A run of records
%%
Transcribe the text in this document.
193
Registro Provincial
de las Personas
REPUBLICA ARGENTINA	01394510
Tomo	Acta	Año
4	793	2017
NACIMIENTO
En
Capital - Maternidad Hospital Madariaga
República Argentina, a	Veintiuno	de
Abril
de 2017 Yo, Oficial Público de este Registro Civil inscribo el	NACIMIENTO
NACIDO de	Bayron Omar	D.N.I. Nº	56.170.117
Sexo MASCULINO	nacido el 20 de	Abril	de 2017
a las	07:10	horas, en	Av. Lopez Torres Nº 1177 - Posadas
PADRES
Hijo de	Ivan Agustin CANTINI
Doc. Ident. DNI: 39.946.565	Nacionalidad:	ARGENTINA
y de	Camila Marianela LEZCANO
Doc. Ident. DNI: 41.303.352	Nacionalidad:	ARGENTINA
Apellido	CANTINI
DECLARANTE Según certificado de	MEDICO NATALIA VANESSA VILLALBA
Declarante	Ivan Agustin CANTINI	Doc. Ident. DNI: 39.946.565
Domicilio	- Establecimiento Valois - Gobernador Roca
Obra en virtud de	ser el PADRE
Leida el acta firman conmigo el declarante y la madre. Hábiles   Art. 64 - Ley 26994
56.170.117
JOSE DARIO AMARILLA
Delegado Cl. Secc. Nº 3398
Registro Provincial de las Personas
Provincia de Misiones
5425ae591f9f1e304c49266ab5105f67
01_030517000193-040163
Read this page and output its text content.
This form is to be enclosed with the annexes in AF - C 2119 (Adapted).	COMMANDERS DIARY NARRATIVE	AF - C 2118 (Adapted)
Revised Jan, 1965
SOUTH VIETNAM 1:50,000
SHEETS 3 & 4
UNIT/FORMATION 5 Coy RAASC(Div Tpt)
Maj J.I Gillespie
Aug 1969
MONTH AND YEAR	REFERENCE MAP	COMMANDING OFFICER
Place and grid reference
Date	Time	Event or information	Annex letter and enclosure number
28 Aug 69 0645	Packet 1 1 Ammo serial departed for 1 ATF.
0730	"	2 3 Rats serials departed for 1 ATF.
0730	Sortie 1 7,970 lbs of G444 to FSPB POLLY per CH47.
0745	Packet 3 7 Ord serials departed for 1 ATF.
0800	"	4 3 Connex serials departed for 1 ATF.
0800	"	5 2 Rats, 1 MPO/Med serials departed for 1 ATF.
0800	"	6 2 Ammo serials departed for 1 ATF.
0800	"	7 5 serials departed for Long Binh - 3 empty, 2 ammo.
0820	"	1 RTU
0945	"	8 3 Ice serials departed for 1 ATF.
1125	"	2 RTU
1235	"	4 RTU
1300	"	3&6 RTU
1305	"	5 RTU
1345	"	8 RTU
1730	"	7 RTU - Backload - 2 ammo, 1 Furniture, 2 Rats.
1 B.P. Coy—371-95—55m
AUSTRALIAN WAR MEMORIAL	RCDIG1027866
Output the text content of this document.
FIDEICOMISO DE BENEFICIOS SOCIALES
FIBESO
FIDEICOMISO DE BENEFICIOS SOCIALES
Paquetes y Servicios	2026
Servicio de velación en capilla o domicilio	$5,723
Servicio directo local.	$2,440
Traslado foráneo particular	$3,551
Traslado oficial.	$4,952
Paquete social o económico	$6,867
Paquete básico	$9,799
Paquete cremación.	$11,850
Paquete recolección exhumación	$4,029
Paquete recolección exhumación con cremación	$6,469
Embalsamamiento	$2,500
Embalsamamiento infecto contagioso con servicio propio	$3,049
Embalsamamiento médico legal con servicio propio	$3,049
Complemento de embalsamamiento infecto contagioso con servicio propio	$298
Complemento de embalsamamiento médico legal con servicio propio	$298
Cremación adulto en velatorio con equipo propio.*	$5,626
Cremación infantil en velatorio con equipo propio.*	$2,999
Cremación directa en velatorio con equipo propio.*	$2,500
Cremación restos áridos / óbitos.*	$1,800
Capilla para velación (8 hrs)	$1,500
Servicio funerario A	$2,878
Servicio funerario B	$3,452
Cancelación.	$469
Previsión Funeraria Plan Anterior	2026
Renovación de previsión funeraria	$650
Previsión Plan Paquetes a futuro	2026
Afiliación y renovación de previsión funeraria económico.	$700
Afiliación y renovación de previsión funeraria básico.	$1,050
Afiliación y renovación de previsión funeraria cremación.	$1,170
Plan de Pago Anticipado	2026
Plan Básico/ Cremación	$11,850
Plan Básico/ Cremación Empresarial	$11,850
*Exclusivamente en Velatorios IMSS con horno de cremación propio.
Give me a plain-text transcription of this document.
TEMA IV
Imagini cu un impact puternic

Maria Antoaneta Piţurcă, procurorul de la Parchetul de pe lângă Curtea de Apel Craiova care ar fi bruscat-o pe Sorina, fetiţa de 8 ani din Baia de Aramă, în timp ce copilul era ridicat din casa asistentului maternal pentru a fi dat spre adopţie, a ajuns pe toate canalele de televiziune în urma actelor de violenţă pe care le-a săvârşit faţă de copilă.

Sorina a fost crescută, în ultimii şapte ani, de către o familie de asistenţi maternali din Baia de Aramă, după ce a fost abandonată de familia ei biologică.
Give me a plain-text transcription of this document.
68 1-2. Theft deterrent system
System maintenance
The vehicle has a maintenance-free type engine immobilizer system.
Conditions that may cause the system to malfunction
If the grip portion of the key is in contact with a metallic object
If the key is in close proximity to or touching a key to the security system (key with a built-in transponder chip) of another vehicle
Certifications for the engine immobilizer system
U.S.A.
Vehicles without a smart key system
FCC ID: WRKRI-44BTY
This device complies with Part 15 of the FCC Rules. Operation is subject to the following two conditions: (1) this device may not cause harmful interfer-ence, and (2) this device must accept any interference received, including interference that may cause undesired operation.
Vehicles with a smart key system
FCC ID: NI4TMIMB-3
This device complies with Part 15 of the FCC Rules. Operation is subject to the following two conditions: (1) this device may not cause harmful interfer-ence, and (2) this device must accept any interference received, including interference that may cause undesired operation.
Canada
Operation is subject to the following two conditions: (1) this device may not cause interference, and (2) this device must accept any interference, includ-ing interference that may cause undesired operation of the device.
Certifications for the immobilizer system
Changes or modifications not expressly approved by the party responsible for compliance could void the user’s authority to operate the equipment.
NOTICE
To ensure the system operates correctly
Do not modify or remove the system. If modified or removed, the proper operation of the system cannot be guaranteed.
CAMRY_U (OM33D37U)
%%
**Task instructions:**
Using the data above, say how many lines include "propio". No other reply is needed.

**Written response:**
8